● Exercise goal
Copy out all of the material exactly as presented.

Extracts from a graphics dataset
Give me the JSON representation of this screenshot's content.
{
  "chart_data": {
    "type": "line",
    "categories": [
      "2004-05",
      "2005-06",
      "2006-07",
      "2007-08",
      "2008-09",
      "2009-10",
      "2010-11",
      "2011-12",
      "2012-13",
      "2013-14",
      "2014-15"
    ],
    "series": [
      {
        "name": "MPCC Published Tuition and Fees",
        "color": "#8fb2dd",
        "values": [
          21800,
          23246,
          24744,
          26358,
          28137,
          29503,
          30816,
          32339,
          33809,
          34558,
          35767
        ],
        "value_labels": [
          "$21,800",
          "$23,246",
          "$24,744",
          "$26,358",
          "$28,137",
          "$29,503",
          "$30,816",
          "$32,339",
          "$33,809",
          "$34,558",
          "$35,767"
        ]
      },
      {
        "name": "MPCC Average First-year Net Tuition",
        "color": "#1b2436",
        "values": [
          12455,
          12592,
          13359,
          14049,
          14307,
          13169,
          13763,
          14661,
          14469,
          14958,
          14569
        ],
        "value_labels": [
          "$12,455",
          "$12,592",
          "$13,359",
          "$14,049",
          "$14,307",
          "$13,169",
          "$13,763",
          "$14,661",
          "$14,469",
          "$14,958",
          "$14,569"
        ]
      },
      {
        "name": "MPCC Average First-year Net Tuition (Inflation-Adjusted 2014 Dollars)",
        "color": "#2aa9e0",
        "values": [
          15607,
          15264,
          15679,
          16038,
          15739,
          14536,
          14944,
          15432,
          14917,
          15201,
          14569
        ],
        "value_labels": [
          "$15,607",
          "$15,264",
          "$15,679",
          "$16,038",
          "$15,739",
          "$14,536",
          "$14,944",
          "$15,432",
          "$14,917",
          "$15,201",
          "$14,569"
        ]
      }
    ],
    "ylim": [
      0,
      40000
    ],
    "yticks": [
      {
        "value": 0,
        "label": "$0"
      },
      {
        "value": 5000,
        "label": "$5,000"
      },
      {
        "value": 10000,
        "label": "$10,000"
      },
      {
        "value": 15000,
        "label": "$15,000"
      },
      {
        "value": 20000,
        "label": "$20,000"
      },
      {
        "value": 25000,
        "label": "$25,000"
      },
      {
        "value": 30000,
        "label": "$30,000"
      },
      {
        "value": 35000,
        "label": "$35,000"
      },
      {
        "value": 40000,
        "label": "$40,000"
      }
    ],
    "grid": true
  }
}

● Complete answer
Give me the JSON representation of this screenshot's content.
{
  "chart_data": {
    "type": "line",
    "categories": [
      "2004-05",
      "2005-06",
      "2006-07",
      "2007-08",
      "2008-09",
      "2009-10",
      "2010-11",
      "2011-12",
      "2012-13",
      "2013-14",
      "2014-15"
    ],
    "series": [
      {
        "name": "MPCC Published Tuition and Fees",
        "color": "#8fb2dd",
        "values": [
          21800,
          23246,
          24744,
          26358,
          28137,
          29503,
          30816,
          32339,
          33809,
          34558,
          35767
        ],
        "value_labels": [
          "$21,800",
          "$23,246",
          "$24,744",
          "$26,358",
          "$28,137",
          "$29,503",
          "$30,816",
          "$32,339",
          "$33,809",
          "$34,558",
          "$35,767"
        ]
      },
      {
        "name": "MPCC Average First-year Net Tuition",
        "color": "#1b2436",
        "values": [
          12455,
          12592,
          13359,
          14049,
          14307,
          13169,
          13763,
          14661,
          14469,
          14958,
          14569
        ],
        "value_labels": [
          "$12,455",
          "$12,592",
          "$13,359",
          "$14,049",
          "$14,307",
          "$13,169",
          "$13,763",
          "$14,661",
          "$14,469",
          "$14,958",
          "$14,569"
        ]
      },
      {
        "name": "MPCC Average First-year Net Tuition (Inflation-Adjusted 2014 Dollars)",
        "color": "#2aa9e0",
        "values": [
          15607,
          15264,
          15679,
          16038,
          15739,
          14536,
          14944,
          15432,
          14917,
          15201,
          14569
        ],
        "value_labels": [
          "$15,607",
          "$15,264",
          "$15,679",
          "$16,038",
          "$15,739",
          "$14,536",
          "$14,944",
          "$15,432",
          "$14,917",
          "$15,201",
          "$14,569"
        ]
      }
    ],
    "ylim": [
      0,
      40000
    ],
    "yticks": [
      {
        "value": 0,
        "label": "$0"
      },
      {
        "value": 5000,
        "label": "$5,000"
      },
      {
        "value": 10000,
        "label": "$10,000"
      },
      {
        "value": 15000,
        "label": "$15,000"
      },
      {
        "value": 20000,
        "label": "$20,000"
      },
      {
        "value": 25000,
        "label": "$25,000"
      },
      {
        "value": 30000,
        "label": "$30,000"
      },
      {
        "value": 35000,
        "label": "$35,000"
      },
      {
        "value": 40000,
        "label": "$40,000"
      }
    ],
    "grid": true
  }
}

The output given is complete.